§ Kutipan Teks:
○ ○ ○ ○

Warga menyetujui penjadwalan tersebut dengan melakukan pesanan barang sesuai dengan jadwal kunjungan. Misalnya, Bu Ros (usia 38 Th) saat itu membutuhkan barang dan memesannya kepada salah satu penjual yakni Mas Joko (usia 42 Th). Jadwal Mas Joko berjualan setiap hari rabu, maka Bu Ros harus konsisten menunggu Mas Joko membawakan barangnya meskipun sebelum Mas Joko ada penjual lain yang datang membawa barang yang sama.

Berdasarkan jenis barang yang dijual maka para pedagang dapat dikelompokkan menjadi 3 kelompok. Kelompok pertama adalah pedagang sayuran, ikan dan bumbu dapur terdiri atas 2 orang dengan jadwal berdagang setiap hari. Pedagang sayuran tersebut saling bergiliran mengunjungi kampung Sirnagalih.

○ ○ ○ ○

§ Yang Harus Dikerjakan:
Perbarui bagian kutipan tentang jadwal pedagang keliling yang dimulai dari "Warga menyetujui penjadwalan" dan berakhir pada "barang yang sama." dengan mengganti "rabu" menjadi "kamis".

§ Bahan Kajian:
○ ○ ○ ○

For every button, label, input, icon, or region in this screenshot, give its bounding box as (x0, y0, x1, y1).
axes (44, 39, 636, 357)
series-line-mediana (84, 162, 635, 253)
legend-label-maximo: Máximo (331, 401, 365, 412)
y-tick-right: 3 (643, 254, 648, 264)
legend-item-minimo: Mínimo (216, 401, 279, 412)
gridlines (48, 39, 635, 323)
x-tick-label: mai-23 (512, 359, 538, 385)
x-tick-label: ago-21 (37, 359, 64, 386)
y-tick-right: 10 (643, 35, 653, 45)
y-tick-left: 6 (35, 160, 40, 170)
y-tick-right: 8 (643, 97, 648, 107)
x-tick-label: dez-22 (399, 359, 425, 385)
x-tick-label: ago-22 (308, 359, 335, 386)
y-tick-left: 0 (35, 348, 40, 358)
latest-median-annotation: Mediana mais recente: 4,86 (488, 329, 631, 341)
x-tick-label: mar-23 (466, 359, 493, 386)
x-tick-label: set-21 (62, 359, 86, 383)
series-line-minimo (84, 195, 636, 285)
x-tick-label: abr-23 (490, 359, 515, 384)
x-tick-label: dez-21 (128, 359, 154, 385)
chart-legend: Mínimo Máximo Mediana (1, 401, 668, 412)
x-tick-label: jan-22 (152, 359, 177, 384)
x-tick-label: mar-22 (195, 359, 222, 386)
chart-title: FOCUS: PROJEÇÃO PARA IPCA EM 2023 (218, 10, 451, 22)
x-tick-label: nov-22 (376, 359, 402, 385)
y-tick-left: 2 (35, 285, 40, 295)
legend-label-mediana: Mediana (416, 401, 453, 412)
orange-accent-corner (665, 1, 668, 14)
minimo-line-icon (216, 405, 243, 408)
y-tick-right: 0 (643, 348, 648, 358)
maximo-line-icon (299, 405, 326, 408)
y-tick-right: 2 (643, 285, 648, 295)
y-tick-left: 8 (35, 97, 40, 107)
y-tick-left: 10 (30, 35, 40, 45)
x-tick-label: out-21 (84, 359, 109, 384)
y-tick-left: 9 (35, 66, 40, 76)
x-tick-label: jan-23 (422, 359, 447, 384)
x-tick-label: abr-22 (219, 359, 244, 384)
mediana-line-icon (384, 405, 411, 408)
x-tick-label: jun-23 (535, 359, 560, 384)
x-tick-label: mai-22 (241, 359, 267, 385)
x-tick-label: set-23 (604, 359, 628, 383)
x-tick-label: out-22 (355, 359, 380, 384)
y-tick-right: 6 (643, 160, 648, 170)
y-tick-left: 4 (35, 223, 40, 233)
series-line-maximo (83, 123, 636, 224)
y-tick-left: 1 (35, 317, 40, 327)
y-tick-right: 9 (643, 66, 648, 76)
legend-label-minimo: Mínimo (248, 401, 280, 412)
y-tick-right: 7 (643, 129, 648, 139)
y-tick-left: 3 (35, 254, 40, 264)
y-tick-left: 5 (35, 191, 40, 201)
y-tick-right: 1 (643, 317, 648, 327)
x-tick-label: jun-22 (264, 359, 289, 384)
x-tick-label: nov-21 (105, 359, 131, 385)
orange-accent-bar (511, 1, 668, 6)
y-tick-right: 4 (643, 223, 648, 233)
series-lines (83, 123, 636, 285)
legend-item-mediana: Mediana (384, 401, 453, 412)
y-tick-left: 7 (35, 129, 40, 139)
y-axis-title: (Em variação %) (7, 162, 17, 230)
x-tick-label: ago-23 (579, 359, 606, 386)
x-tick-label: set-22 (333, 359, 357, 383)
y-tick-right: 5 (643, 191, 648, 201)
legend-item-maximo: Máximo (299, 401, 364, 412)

○ ○ ○ ○

§ Jawaban:
Warga menyetujui penjadwalan tersebut dengan melakukan pesanan barang sesuai dengan jadwal kunjungan. Misalnya, Bu Ros (usia 38 Th) saat itu membutuhkan barang dan memesannya kepada salah satu penjual yakni Mas Joko (usia 42 Th). Jadwal Mas Joko berjualan setiap hari kamis, maka Bu Ros harus konsisten menunggu Mas Joko membawakan barangnya meskipun sebelum Mas Joko ada penjual lain yang datang membawa barang yang sama.